▸ **The request**
Find the lines holding the string "机械设备冬" in the data, then copy all of them.

[Stored entries]
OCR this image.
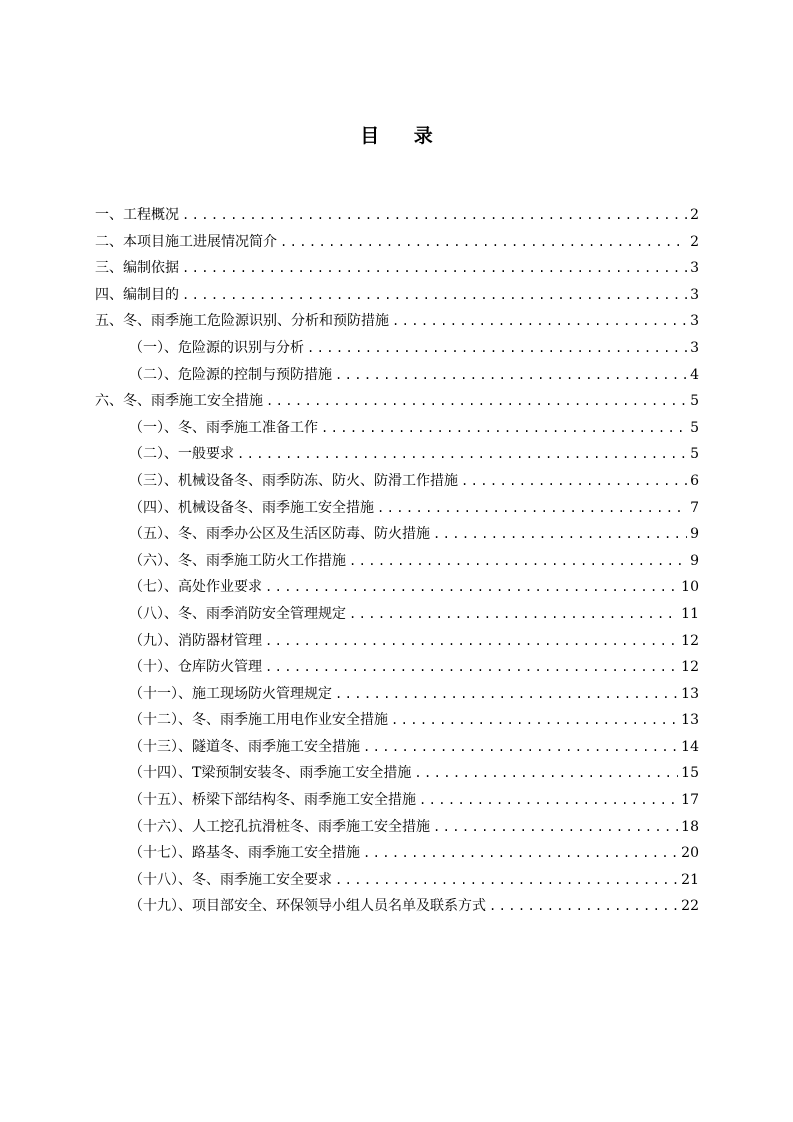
目 录
一、工程概况 .....	2
二、本项目施工进展情况简介 .....	2
三、编制依据 .....	3
四、编制目的 .....	3
五、冬、雨季施工危险源识别、分析和预防措施 .....	3
（一）、危险源的识别与分析 .....	3
（二）、危险源的控制与预防措施 .....	4
六、冬、雨季施工安全措施 .....	5
（一）、冬、雨季施工准备工作 .....	5
（二）、一般要求 .....	5
（三）、机械设备冬、雨季防冻、防火、防滑工作措施 .....	6
（四）、机械设备冬、雨季施工安全措施 .....	7
（五）、冬、雨季办公区及生活区防毒、防火措施 .....	9
（六）、冬、雨季施工防火工作措施 .....	9
（七）、高处作业要求 .....	10
（八）、冬、雨季消防安全管理规定 .....	11
（九）、消防器材管理 .....	12
（十）、仓库防火管理 .....	12
（十一）、施工现场防火管理规定 .....	13
（十二）、冬、雨季施工用电作业安全措施 .....	13
（十三）、隧道冬、雨季施工安全措施 .....	14
（十四）、T梁预制安装冬、雨季施工安全措施 .....	15
（十五）、桥梁下部结构冬、雨季施工安全措施 .....	17
（十六）、人工挖孔抗滑桩冬、雨季施工安全措施 .....	18
（十七）、路基冬、雨季施工安全措施 .....	20
（十八）、冬、雨季施工安全要求 .....	21
（十九）、项目部安全、环保领导小组人员名单及联系方式 .....	22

▸ **Output for this exercise**
（三）、机械设备冬、雨季防冻、防火、防滑工作措施 .....	6
（四）、机械设备冬、雨季施工安全措施 .....	7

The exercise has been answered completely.